_DATA SECTION_

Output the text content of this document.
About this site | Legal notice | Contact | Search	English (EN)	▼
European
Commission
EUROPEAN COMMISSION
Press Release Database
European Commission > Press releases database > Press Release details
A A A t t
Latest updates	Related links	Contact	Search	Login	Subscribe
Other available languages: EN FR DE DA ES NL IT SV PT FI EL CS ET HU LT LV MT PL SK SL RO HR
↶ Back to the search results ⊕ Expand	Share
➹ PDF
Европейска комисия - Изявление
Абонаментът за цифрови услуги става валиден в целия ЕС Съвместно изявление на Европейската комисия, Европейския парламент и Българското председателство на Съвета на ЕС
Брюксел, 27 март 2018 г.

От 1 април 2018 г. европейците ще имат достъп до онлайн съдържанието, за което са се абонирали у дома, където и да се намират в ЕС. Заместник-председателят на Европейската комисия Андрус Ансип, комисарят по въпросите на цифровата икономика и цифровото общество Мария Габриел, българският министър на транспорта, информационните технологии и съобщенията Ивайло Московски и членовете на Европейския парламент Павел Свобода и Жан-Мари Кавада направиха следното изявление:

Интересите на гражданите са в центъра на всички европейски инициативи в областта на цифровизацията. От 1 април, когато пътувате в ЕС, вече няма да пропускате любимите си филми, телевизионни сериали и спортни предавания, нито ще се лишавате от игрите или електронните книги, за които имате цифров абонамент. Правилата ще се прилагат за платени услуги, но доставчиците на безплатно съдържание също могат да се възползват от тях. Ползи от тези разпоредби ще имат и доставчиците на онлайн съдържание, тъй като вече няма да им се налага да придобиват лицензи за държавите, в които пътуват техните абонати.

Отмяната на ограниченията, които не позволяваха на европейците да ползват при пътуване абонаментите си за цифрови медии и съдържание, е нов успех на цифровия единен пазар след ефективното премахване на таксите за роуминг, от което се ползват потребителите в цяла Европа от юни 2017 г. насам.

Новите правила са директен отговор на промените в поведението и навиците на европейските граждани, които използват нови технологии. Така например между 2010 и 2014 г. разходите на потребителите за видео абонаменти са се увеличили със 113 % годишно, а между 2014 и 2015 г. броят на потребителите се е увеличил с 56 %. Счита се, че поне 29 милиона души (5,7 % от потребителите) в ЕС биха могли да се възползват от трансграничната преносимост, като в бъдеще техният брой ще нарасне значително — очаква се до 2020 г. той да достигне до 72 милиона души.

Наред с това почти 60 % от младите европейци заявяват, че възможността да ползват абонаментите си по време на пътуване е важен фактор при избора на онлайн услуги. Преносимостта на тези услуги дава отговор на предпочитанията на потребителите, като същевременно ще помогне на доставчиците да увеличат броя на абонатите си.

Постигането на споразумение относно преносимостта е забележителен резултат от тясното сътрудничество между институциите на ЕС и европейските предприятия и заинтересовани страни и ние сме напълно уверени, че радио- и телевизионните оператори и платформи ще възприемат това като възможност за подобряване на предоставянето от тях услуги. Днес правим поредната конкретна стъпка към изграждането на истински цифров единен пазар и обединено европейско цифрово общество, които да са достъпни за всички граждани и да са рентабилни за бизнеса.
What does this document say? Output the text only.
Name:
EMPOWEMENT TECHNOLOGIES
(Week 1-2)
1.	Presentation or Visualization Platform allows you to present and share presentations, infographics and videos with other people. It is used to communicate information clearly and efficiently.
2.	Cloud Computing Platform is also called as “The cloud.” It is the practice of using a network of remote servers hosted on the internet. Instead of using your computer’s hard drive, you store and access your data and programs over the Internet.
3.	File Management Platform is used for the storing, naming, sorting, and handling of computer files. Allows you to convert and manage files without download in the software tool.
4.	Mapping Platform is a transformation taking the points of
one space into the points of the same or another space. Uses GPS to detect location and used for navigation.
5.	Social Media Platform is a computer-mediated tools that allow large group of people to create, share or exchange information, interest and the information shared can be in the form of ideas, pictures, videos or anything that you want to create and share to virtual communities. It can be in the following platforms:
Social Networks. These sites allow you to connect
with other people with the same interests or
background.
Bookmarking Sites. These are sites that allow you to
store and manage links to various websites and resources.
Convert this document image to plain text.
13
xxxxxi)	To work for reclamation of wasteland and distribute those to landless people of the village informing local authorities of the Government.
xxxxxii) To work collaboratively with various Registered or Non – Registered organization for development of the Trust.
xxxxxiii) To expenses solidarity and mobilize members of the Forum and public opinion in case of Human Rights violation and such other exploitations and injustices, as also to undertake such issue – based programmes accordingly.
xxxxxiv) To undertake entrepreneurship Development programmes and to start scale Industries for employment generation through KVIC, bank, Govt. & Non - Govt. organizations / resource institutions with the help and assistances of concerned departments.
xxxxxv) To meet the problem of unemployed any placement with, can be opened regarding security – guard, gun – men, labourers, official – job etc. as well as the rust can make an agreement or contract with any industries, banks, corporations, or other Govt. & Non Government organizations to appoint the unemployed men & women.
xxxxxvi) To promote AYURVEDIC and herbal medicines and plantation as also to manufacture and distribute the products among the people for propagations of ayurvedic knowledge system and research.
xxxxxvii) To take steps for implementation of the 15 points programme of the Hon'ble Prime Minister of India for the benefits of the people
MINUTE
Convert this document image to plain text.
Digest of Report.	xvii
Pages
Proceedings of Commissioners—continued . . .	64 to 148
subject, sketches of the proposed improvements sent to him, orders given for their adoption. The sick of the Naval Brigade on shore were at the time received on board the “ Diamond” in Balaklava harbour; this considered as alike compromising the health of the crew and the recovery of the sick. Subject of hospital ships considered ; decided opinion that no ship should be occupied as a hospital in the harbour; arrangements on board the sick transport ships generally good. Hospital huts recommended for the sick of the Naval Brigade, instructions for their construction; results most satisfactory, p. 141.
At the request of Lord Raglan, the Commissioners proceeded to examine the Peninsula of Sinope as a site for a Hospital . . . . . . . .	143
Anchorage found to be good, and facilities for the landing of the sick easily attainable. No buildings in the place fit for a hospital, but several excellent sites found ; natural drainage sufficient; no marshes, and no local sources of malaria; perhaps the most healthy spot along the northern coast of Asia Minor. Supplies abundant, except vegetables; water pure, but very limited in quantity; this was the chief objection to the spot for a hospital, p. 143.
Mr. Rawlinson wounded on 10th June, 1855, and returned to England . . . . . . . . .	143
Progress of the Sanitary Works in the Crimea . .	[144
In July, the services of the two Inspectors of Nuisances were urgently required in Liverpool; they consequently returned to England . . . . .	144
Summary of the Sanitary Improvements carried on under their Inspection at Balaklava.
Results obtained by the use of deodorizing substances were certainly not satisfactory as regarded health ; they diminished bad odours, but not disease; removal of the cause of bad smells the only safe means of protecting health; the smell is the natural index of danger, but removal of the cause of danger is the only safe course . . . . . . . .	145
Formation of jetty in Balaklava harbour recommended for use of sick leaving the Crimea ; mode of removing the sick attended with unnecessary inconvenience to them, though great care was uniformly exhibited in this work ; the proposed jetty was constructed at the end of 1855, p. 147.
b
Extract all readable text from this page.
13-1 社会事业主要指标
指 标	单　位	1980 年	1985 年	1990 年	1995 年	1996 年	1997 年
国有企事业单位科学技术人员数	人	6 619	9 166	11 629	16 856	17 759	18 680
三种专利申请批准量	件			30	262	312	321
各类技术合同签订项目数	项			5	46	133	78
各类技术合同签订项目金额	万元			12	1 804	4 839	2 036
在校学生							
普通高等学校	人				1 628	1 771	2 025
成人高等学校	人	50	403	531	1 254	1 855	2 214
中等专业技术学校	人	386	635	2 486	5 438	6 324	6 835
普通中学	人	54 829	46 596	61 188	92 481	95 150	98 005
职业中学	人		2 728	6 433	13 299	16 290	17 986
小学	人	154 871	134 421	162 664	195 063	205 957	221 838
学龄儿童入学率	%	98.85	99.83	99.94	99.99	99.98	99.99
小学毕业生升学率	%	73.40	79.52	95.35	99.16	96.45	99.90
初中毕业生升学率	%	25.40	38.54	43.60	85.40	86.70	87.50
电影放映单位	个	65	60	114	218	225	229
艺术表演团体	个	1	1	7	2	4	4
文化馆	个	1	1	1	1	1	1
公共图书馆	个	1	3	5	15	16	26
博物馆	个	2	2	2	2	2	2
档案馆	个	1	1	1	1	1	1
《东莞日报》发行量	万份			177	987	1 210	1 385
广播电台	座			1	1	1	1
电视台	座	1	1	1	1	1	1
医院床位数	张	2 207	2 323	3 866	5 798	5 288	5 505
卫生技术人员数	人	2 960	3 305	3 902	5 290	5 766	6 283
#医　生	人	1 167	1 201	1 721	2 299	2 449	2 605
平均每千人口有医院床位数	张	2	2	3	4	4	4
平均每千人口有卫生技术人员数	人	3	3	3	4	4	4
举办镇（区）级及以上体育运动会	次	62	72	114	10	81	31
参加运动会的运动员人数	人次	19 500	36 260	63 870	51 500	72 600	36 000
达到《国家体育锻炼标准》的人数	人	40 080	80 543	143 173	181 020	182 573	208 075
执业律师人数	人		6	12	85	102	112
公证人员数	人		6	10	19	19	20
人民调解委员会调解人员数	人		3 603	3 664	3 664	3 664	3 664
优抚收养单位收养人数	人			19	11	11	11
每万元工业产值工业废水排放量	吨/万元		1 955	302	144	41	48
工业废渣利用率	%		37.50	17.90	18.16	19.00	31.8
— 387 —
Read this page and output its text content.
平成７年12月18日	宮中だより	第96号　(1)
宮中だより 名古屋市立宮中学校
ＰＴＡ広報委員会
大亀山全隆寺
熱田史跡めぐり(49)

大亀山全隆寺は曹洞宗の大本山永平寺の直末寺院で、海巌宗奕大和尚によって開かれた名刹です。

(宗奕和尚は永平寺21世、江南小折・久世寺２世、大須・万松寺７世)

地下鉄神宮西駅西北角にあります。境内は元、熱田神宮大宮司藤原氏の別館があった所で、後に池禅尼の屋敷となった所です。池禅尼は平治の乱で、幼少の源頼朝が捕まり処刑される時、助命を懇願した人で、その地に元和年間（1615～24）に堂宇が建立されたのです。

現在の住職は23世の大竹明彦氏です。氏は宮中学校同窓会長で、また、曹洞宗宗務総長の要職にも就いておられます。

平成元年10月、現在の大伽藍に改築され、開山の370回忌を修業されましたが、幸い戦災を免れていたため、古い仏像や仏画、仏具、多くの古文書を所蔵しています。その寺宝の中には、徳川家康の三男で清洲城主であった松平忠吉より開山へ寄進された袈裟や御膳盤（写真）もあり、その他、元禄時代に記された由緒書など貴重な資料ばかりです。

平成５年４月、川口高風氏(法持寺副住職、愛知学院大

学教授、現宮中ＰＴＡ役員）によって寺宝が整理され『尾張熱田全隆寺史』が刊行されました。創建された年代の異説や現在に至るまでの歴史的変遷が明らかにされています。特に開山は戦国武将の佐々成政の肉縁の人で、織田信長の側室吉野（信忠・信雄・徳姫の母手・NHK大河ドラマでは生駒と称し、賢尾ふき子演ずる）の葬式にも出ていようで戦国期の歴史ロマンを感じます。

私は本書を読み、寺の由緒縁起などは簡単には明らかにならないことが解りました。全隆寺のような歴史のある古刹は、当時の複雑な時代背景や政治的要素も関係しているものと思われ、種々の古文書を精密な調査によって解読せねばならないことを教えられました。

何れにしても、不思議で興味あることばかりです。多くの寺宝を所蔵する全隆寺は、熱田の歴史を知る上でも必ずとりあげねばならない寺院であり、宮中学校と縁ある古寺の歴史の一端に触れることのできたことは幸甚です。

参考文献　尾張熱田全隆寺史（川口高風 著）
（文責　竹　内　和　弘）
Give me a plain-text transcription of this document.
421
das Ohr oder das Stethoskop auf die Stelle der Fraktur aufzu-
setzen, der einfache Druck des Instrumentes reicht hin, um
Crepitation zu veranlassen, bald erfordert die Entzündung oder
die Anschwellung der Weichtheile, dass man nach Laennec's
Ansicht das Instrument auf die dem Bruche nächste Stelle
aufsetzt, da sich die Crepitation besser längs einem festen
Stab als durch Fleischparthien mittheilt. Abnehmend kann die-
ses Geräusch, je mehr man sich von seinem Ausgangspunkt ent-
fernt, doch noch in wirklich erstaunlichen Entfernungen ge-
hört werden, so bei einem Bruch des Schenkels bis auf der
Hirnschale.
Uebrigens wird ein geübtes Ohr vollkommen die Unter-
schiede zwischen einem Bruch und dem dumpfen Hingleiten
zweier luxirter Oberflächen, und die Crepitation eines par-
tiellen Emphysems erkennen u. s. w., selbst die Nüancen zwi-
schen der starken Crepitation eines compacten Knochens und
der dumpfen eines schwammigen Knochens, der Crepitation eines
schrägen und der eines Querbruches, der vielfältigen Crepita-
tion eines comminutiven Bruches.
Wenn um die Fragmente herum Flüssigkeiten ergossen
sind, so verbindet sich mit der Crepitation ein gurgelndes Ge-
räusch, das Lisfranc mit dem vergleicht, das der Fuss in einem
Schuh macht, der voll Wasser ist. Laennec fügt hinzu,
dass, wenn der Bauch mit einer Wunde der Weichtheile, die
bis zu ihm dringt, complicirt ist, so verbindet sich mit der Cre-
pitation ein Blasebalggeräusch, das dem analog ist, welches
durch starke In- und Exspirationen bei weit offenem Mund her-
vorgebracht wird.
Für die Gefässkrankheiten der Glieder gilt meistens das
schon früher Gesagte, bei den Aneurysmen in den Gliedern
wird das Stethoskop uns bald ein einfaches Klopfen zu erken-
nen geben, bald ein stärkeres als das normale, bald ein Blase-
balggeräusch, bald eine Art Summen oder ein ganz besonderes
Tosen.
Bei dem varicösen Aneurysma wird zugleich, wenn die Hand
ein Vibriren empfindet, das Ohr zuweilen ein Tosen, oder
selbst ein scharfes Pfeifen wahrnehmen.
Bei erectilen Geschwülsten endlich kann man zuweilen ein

_YOUR INSTRUCTIONS_
Select the lines from the entries that include the word "Weichtheile".

_FINAL ANSWER_
die Anschwellung der Weichtheile, dass man nach Laennec's
dass, wenn der Bauch mit einer Wunde der Weichtheile, die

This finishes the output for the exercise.